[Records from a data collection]
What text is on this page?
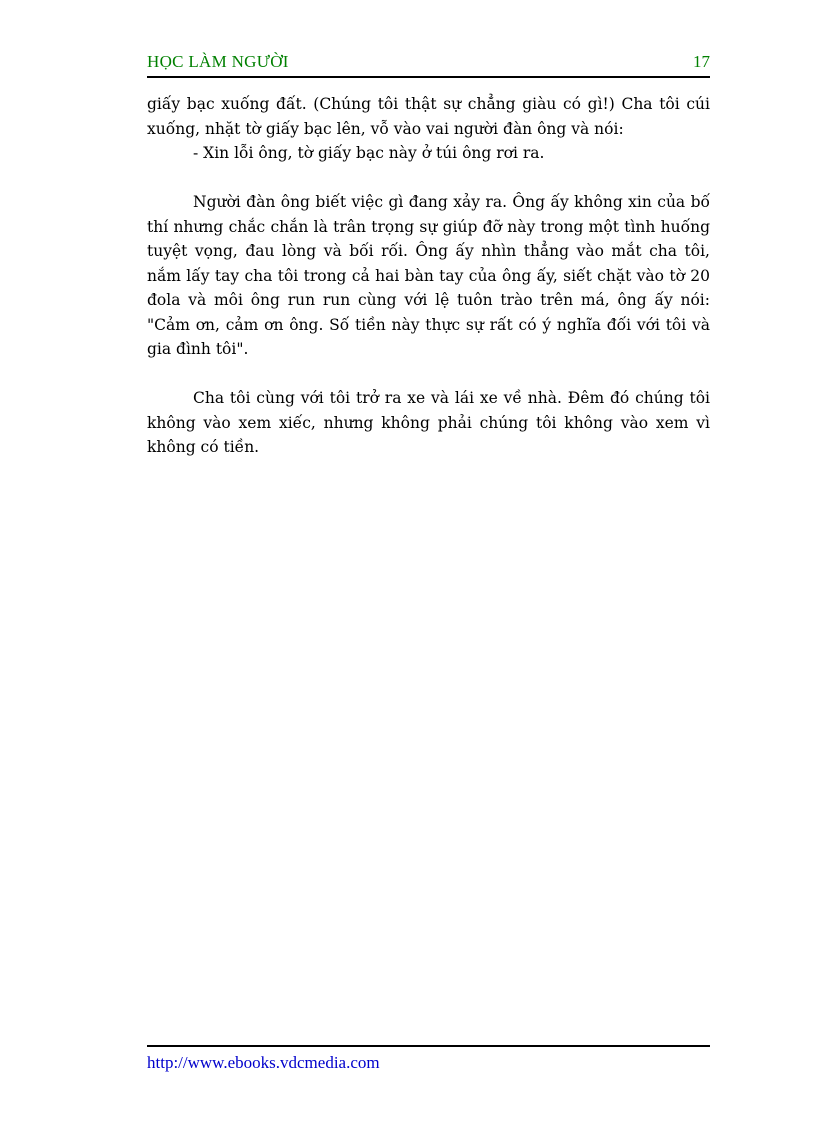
HỌC LÀM NGƯỜI	17

giấy bạc xuống đất. (Chúng tôi thật sự chẳng giàu có gì!) Cha tôi cúi xuống, nhặt tờ giấy bạc lên, vỗ vào vai người đàn ông và nói:

- Xin lỗi ông, tờ giấy bạc này ở túi ông rơi ra.

Người đàn ông biết việc gì đang xảy ra. Ông ấy không xin của bố thí nhưng chắc chắn là trân trọng sự giúp đỡ này trong một tình huống tuyệt vọng, đau lòng và bối rối. Ông ấy nhìn thẳng vào mắt cha tôi, nắm lấy tay cha tôi trong cả hai bàn tay của ông ấy, siết chặt vào tờ 20 đola và môi ông run run cùng với lệ tuôn trào trên má, ông ấy nói: "Cảm ơn, cảm ơn ông. Số tiền này thực sự rất có ý nghĩa đối với tôi và gia đình tôi".

Cha tôi cùng với tôi trở ra xe và lái xe về nhà. Đêm đó chúng tôi không vào xem xiếc, nhưng không phải chúng tôi không vào xem vì không có tiền.

http://www.ebooks.vdcmedia.com
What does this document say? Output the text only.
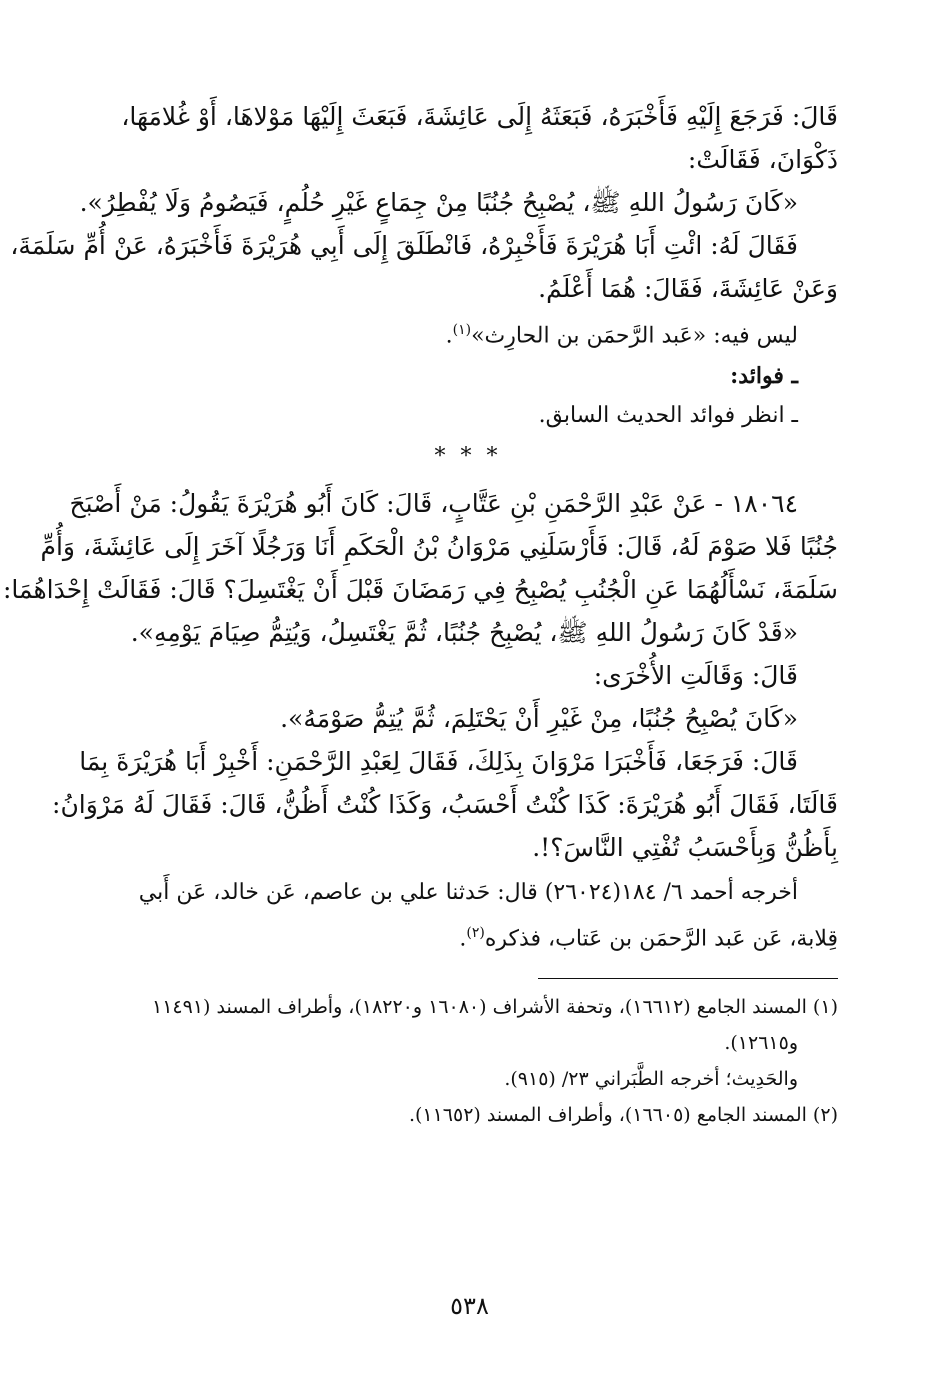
قَالَ: فَرَجَعَ إِلَيْهِ فَأَخْبَرَهُ، فَبَعَثَهُ إِلَى عَائِشَةَ، فَبَعَثَ إِلَيْهَا مَوْلاهَا، أَوْ غُلامَهَا،
ذَكْوَانَ، فَقَالَتْ:
«كَانَ رَسُولُ اللهِ ﷺ، يُصْبِحُ جُنُبًا مِنْ جِمَاعٍ غَيْرِ حُلُمٍ، فَيَصُومُ وَلَا يُفْطِرُ».
فَقَالَ لَهُ: ائْتِ أَبَا هُرَيْرَةَ فَأَخْبِرْهُ، فَانْطَلَقَ إِلَى أَبِي هُرَيْرَةَ فَأَخْبَرَهُ، عَنْ أُمِّ سَلَمَةَ،
وَعَنْ عَائِشَةَ، فَقَالَ: هُمَا أَعْلَمُ.
ليس فيه: «عَبد الرَّحمَن بن الحارِث»$^{(١)}$.
ـ فوائد:
ـ انظر فوائد الحديث السابق.
* * *
١٨٠٦٤ - عَنْ عَبْدِ الرَّحْمَنِ بْنِ عَتَّابٍ، قَالَ: كَانَ أَبُو هُرَيْرَةَ يَقُولُ: مَنْ أَصْبَحَ
جُنُبًا فَلا صَوْمَ لَهُ، قَالَ: فَأَرْسَلَنِي مَرْوَانُ بْنُ الْحَكَمِ أَنَا وَرَجُلًا آخَرَ إِلَى عَائِشَةَ، وَأُمِّ
سَلَمَةَ، نَسْأَلُهُمَا عَنِ الْجُنُبِ يُصْبِحُ فِي رَمَضَانَ قَبْلَ أَنْ يَغْتَسِلَ؟ قَالَ: فَقَالَتْ إِحْدَاهُمَا:
«قَدْ كَانَ رَسُولُ اللهِ ﷺ، يُصْبِحُ جُنُبًا، ثُمَّ يَغْتَسِلُ، وَيُتِمُّ صِيَامَ يَوْمِهِ».
قَالَ: وَقَالَتِ الأُخْرَى:
«كَانَ يُصْبِحُ جُنُبًا، مِنْ غَيْرِ أَنْ يَحْتَلِمَ، ثُمَّ يُتِمُّ صَوْمَهُ».
قَالَ: فَرَجَعَا، فَأَخْبَرَا مَرْوَانَ بِذَلِكَ، فَقَالَ لِعَبْدِ الرَّحْمَنِ: أَخْبِرْ أَبَا هُرَيْرَةَ بِمَا
قَالَتَا، فَقَالَ أَبُو هُرَيْرَةَ: كَذَا كُنْتُ أَحْسَبُ، وَكَذَا كُنْتُ أَظُنُّ، قَالَ: فَقَالَ لَهُ مَرْوَانُ:
بِأَظُنُّ وَبِأَحْسَبُ تُفْتِي النَّاسَ؟!.
أخرجه أحمد ٦/ ١٨٤(٢٦٠٢٤) قال: حَدثنا علي بن عاصم، عَن خالد، عَن أَبي
قِلابة، عَن عَبد الرَّحمَن بن عَتاب، فذكره$^{(٢)}$.
(١) المسند الجامع (١٦٦١٢)، وتحفة الأشراف (١٦٠٨٠ و١٨٢٢٠)، وأطراف المسند (١١٤٩١
و١٢٦١٥).
والحَدِيث؛ أخرجه الطَّبَراني ٢٣/ (٩١٥).
(٢) المسند الجامع (١٦٦٠٥)، وأطراف المسند (١١٦٥٢).
٥٣٨
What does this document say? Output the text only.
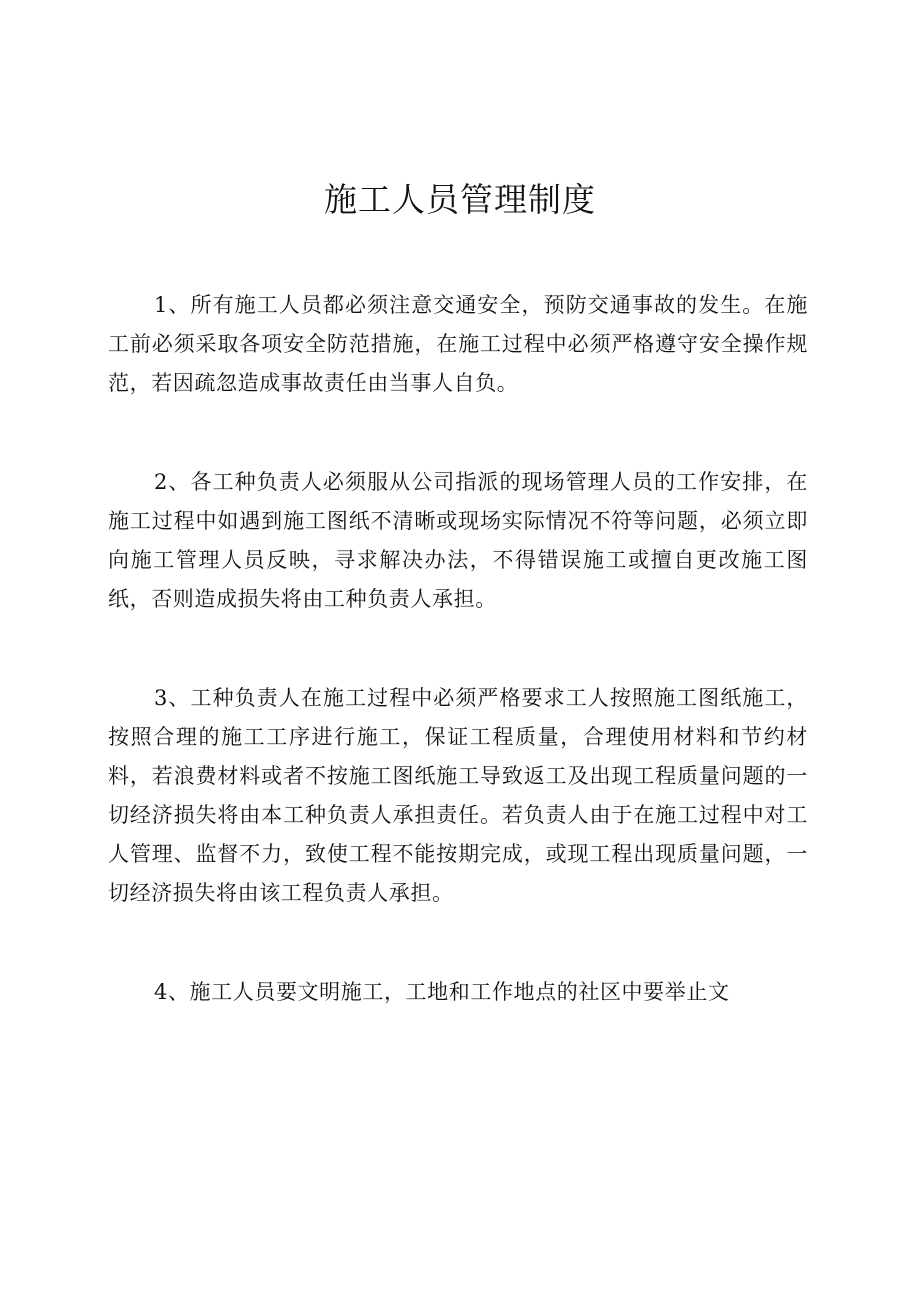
施工人员管理制度

1、所有施工人员都必须注意交通安全，预防交通事故的发生。在施工前必须采取各项安全防范措施，在施工过程中必须严格遵守安全操作规范，若因疏忽造成事故责任由当事人自负。

2、各工种负责人必须服从公司指派的现场管理人员的工作安排，在施工过程中如遇到施工图纸不清晰或现场实际情况不符等问题，必须立即向施工管理人员反映，寻求解决办法，不得错误施工或擅自更改施工图纸，否则造成损失将由工种负责人承担。

3、工种负责人在施工过程中必须严格要求工人按照施工图纸施工，按照合理的施工工序进行施工，保证工程质量，合理使用材料和节约材料，若浪费材料或者不按施工图纸施工导致返工及出现工程质量问题的一切经济损失将由本工种负责人承担责任。若负责人由于在施工过程中对工人管理、监督不力，致使工程不能按期完成，或现工程出现质量问题，一切经济损失将由该工程负责人承担。

4、施工人员要文明施工，工地和工作地点的社区中要举止文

* **Aim**:
The lines above form a set of records; determine how many of them contain the string "الجامع" and give that number alone.

* **Worked solution**:
2